-- start of GIVEN INFORMATION --
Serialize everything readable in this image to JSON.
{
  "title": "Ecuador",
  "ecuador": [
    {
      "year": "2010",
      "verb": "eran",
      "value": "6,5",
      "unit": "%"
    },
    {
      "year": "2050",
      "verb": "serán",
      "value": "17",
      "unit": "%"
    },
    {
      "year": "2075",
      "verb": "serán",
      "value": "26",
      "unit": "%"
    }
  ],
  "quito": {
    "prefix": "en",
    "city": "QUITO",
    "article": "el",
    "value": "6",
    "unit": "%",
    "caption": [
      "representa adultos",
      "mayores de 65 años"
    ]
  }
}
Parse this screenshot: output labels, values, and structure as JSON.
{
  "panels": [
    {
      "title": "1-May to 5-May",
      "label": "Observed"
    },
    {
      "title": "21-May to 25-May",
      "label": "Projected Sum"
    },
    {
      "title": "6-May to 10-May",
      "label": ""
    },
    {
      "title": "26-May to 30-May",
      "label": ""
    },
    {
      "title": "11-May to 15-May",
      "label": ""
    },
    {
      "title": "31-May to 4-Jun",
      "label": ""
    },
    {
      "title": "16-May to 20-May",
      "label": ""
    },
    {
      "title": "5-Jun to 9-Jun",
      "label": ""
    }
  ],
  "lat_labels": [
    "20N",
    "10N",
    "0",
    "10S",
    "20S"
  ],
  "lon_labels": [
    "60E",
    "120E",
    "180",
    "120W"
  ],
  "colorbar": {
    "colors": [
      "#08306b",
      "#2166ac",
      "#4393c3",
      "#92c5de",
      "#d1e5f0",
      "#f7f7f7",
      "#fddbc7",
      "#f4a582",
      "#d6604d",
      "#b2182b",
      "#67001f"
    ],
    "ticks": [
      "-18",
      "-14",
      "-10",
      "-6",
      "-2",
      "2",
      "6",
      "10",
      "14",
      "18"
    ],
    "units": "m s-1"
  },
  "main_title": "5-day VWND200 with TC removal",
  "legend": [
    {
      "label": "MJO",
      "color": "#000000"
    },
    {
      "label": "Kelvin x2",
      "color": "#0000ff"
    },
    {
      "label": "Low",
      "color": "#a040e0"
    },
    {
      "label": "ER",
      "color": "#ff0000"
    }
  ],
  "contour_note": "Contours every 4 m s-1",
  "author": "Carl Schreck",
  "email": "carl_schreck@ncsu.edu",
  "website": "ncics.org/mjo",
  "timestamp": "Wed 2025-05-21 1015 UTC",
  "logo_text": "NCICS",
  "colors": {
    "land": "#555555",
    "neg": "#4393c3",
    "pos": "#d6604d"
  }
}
-- end of GIVEN INFORMATION --
* GIVEN EXERCISE
Write the entire listing out again, word for word.

* FINAL RESULT
Serialize everything readable in this image to JSON.
{
  "title": "Ecuador",
  "ecuador": [
    {
      "year": "2010",
      "verb": "eran",
      "value": "6,5",
      "unit": "%"
    },
    {
      "year": "2050",
      "verb": "serán",
      "value": "17",
      "unit": "%"
    },
    {
      "year": "2075",
      "verb": "serán",
      "value": "26",
      "unit": "%"
    }
  ],
  "quito": {
    "prefix": "en",
    "city": "QUITO",
    "article": "el",
    "value": "6",
    "unit": "%",
    "caption": [
      "representa adultos",
      "mayores de 65 años"
    ]
  }
}
Parse this screenshot: output labels, values, and structure as JSON.
{
  "panels": [
    {
      "title": "1-May to 5-May",
      "label": "Observed"
    },
    {
      "title": "21-May to 25-May",
      "label": "Projected Sum"
    },
    {
      "title": "6-May to 10-May",
      "label": ""
    },
    {
      "title": "26-May to 30-May",
      "label": ""
    },
    {
      "title": "11-May to 15-May",
      "label": ""
    },
    {
      "title": "31-May to 4-Jun",
      "label": ""
    },
    {
      "title": "16-May to 20-May",
      "label": ""
    },
    {
      "title": "5-Jun to 9-Jun",
      "label": ""
    }
  ],
  "lat_labels": [
    "20N",
    "10N",
    "0",
    "10S",
    "20S"
  ],
  "lon_labels": [
    "60E",
    "120E",
    "180",
    "120W"
  ],
  "colorbar": {
    "colors": [
      "#08306b",
      "#2166ac",
      "#4393c3",
      "#92c5de",
      "#d1e5f0",
      "#f7f7f7",
      "#fddbc7",
      "#f4a582",
      "#d6604d",
      "#b2182b",
      "#67001f"
    ],
    "ticks": [
      "-18",
      "-14",
      "-10",
      "-6",
      "-2",
      "2",
      "6",
      "10",
      "14",
      "18"
    ],
    "units": "m s-1"
  },
  "main_title": "5-day VWND200 with TC removal",
  "legend": [
    {
      "label": "MJO",
      "color": "#000000"
    },
    {
      "label": "Kelvin x2",
      "color": "#0000ff"
    },
    {
      "label": "Low",
      "color": "#a040e0"
    },
    {
      "label": "ER",
      "color": "#ff0000"
    }
  ],
  "contour_note": "Contours every 4 m s-1",
  "author": "Carl Schreck",
  "email": "carl_schreck@ncsu.edu",
  "website": "ncics.org/mjo",
  "timestamp": "Wed 2025-05-21 1015 UTC",
  "logo_text": "NCICS",
  "colors": {
    "land": "#555555",
    "neg": "#4393c3",
    "pos": "#d6604d"
  }
}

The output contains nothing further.